__YOUR INSTRUCTIONS__:
All records must be quoted exactly. Omit the pictures.

Stored entries:
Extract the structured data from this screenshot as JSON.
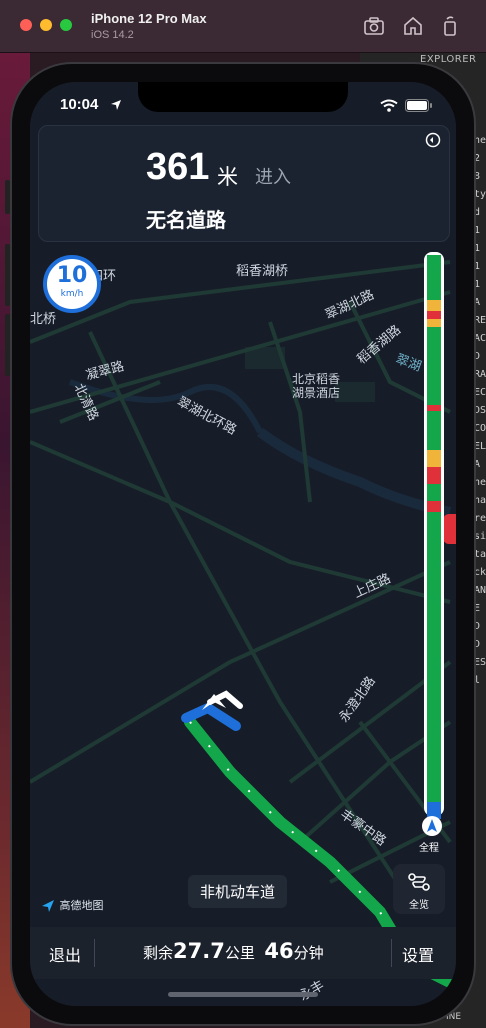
{
  "window": {
    "title": "iPhone 12 Pro Max",
    "subtitle": "iOS 14.2"
  },
  "editor": {
    "explorer_label": "EXPLORER",
    "side_text": "ne\n2\n8\nty\nd\n1\n1\n1\n1\nA\nRE\nAC\nD\nRA\nEC\nDS\nCO\nELF\nA\nhe\nna\nre\nsi\nta\nck\nAN\nE\nD\nD\nES\nl\n",
    "bottom_label": "INE"
  },
  "status": {
    "time": "10:04"
  },
  "guidance": {
    "distance": "361",
    "unit": "米",
    "action": "进入",
    "road": "无名道路"
  },
  "speed": {
    "value": "10",
    "unit": "km/h"
  },
  "map_labels": {
    "l1": "四环",
    "l2": "北桥",
    "l3": "稻香湖桥",
    "l4": "翠湖北路",
    "l5": "稻香湖路",
    "l6": "凝翠路",
    "l7": "北清路",
    "l8": "翠湖北环路",
    "l9": "北京稻香",
    "l10": "湖景酒店",
    "l11": "上庄路",
    "l12": "永澄北路",
    "l13": "丰豪中路",
    "l14": "翠湖",
    "l15": "永丰"
  },
  "traffic_bar": {
    "overview_label": "全程",
    "segments": [
      {
        "color": "#14a64a",
        "frac": 0.08
      },
      {
        "color": "#f0b43a",
        "frac": 0.02
      },
      {
        "color": "#e0303a",
        "frac": 0.015
      },
      {
        "color": "#f0b43a",
        "frac": 0.015
      },
      {
        "color": "#14a64a",
        "frac": 0.14
      },
      {
        "color": "#e0303a",
        "frac": 0.01
      },
      {
        "color": "#14a64a",
        "frac": 0.07
      },
      {
        "color": "#f0b43a",
        "frac": 0.03
      },
      {
        "color": "#e0303a",
        "frac": 0.03
      },
      {
        "color": "#14a64a",
        "frac": 0.03
      },
      {
        "color": "#e0303a",
        "frac": 0.02
      },
      {
        "color": "#14a64a",
        "frac": 0.52
      },
      {
        "color": "#1e6fd9",
        "frac": 0.03
      }
    ]
  },
  "full_view_button": {
    "label": "全览"
  },
  "lane_tip": "非机动车道",
  "logo": "高德地图",
  "bottom_bar": {
    "exit": "退出",
    "remaining_prefix": "剩余",
    "distance": "27.7",
    "distance_unit": "公里",
    "time": "46",
    "time_unit": "分钟",
    "settings": "设置"
  }
}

__WRITTEN ANSWER__:
Extract the structured data from this screenshot as JSON.
{
  "window": {
    "title": "iPhone 12 Pro Max",
    "subtitle": "iOS 14.2"
  },
  "editor": {
    "explorer_label": "EXPLORER",
    "side_text": "ne\n2\n8\nty\nd\n1\n1\n1\n1\nA\nRE\nAC\nD\nRA\nEC\nDS\nCO\nELF\nA\nhe\nna\nre\nsi\nta\nck\nAN\nE\nD\nD\nES\nl\n",
    "bottom_label": "INE"
  },
  "status": {
    "time": "10:04"
  },
  "guidance": {
    "distance": "361",
    "unit": "米",
    "action": "进入",
    "road": "无名道路"
  },
  "speed": {
    "value": "10",
    "unit": "km/h"
  },
  "map_labels": {
    "l1": "四环",
    "l2": "北桥",
    "l3": "稻香湖桥",
    "l4": "翠湖北路",
    "l5": "稻香湖路",
    "l6": "凝翠路",
    "l7": "北清路",
    "l8": "翠湖北环路",
    "l9": "北京稻香",
    "l10": "湖景酒店",
    "l11": "上庄路",
    "l12": "永澄北路",
    "l13": "丰豪中路",
    "l14": "翠湖",
    "l15": "永丰"
  },
  "traffic_bar": {
    "overview_label": "全程",
    "segments": [
      {
        "color": "#14a64a",
        "frac": 0.08
      },
      {
        "color": "#f0b43a",
        "frac": 0.02
      },
      {
        "color": "#e0303a",
        "frac": 0.015
      },
      {
        "color": "#f0b43a",
        "frac": 0.015
      },
      {
        "color": "#14a64a",
        "frac": 0.14
      },
      {
        "color": "#e0303a",
        "frac": 0.01
      },
      {
        "color": "#14a64a",
        "frac": 0.07
      },
      {
        "color": "#f0b43a",
        "frac": 0.03
      },
      {
        "color": "#e0303a",
        "frac": 0.03
      },
      {
        "color": "#14a64a",
        "frac": 0.03
      },
      {
        "color": "#e0303a",
        "frac": 0.02
      },
      {
        "color": "#14a64a",
        "frac": 0.52
      },
      {
        "color": "#1e6fd9",
        "frac": 0.03
      }
    ]
  },
  "full_view_button": {
    "label": "全览"
  },
  "lane_tip": "非机动车道",
  "logo": "高德地图",
  "bottom_bar": {
    "exit": "退出",
    "remaining_prefix": "剩余",
    "distance": "27.7",
    "distance_unit": "公里",
    "time": "46",
    "time_unit": "分钟",
    "settings": "设置"
  }
}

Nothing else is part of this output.